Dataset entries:
========

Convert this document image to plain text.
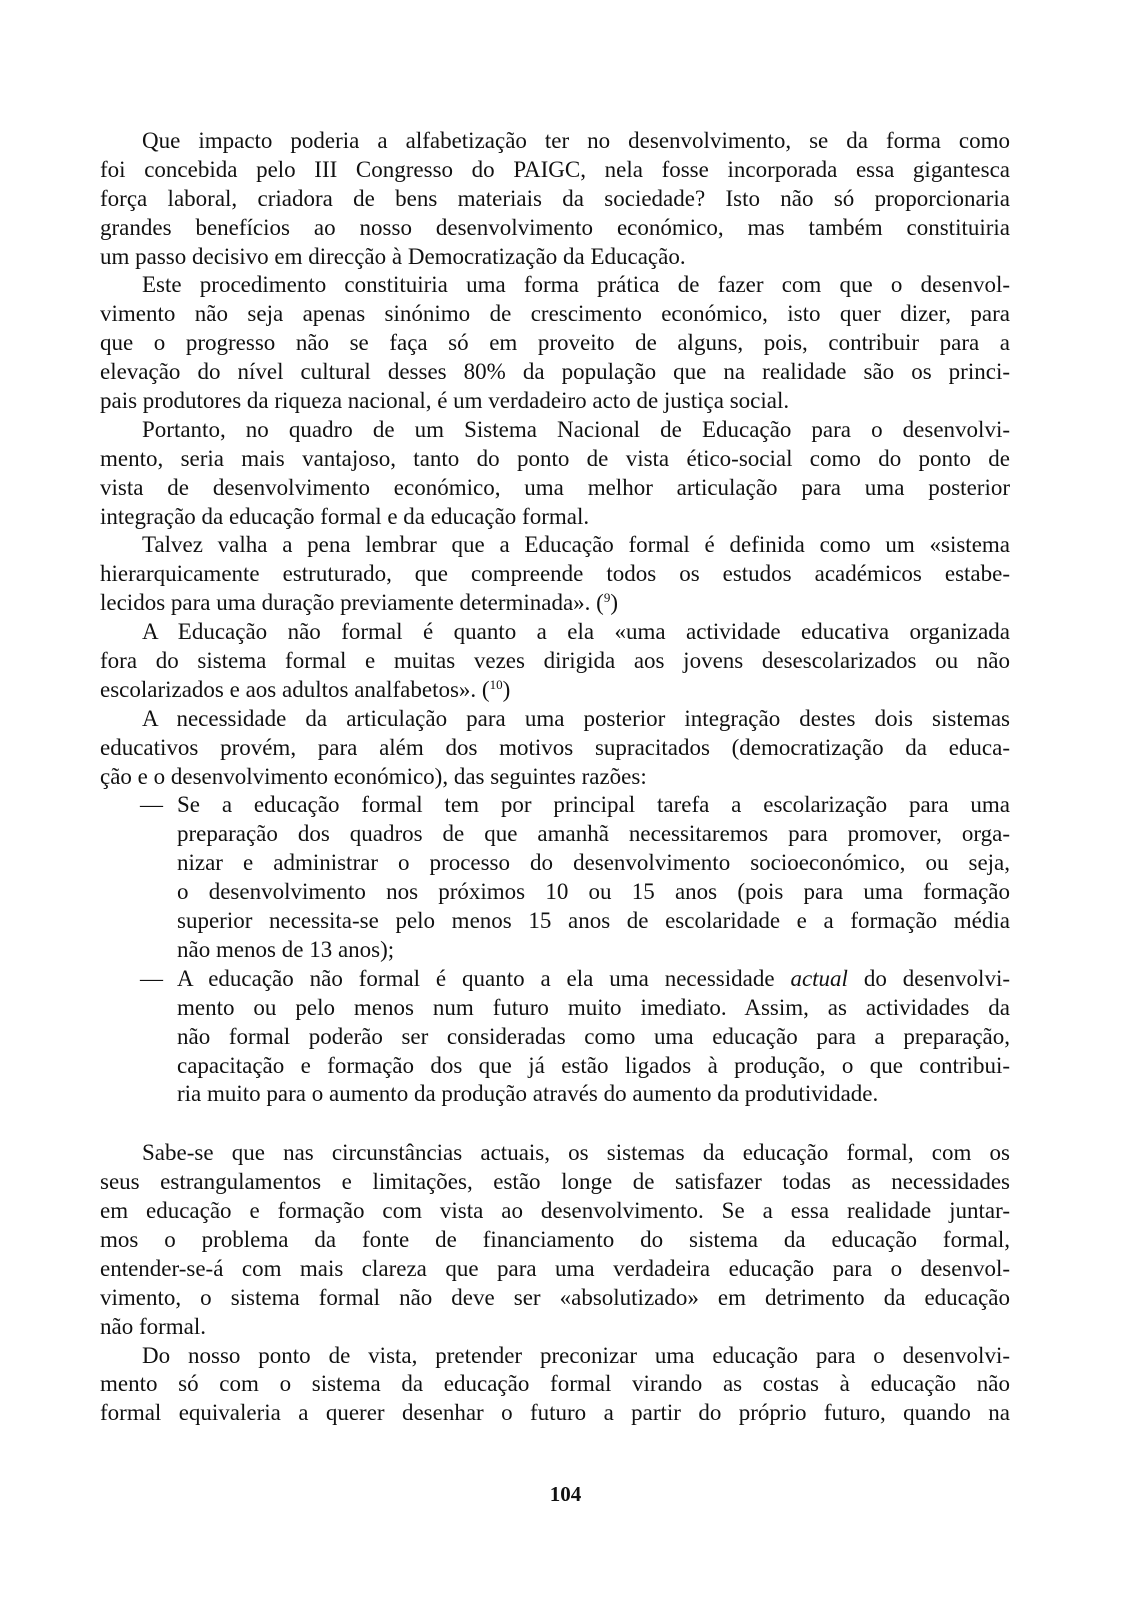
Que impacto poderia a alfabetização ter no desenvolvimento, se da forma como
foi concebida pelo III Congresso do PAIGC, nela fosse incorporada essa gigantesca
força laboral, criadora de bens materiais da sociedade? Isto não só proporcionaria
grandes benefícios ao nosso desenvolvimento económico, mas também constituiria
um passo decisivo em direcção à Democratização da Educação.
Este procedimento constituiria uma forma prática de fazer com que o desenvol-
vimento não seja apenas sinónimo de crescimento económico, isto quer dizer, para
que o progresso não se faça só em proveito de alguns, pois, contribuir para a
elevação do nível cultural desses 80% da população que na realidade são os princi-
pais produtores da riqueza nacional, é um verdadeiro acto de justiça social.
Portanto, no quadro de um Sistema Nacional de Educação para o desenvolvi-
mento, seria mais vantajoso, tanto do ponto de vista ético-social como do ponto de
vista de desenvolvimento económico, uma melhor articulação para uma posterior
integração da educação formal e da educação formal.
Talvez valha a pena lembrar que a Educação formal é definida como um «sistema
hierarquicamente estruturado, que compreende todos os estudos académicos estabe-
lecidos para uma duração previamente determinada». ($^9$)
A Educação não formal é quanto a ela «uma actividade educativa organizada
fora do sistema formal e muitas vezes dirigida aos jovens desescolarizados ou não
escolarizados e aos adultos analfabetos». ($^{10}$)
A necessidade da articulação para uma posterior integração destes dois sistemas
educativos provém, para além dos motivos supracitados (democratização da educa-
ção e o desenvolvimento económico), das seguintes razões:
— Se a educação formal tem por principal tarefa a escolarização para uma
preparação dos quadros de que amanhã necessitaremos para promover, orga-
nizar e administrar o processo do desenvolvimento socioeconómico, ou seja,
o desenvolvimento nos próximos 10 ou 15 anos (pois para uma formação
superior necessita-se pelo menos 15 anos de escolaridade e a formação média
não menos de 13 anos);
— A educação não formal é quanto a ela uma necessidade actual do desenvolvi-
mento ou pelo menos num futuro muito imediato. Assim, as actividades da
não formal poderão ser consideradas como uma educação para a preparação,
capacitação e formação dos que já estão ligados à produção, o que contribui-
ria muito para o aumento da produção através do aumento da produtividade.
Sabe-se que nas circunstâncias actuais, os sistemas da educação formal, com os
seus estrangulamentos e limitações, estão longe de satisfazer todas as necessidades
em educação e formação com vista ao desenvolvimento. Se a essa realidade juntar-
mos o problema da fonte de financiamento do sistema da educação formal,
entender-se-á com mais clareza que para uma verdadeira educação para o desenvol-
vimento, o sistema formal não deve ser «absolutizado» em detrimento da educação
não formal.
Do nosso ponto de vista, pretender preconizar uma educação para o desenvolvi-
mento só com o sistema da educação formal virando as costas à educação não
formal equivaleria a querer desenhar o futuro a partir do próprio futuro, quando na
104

========

Some lines of the data above may hold the word "realidade"; report how many do, and nothing else.

2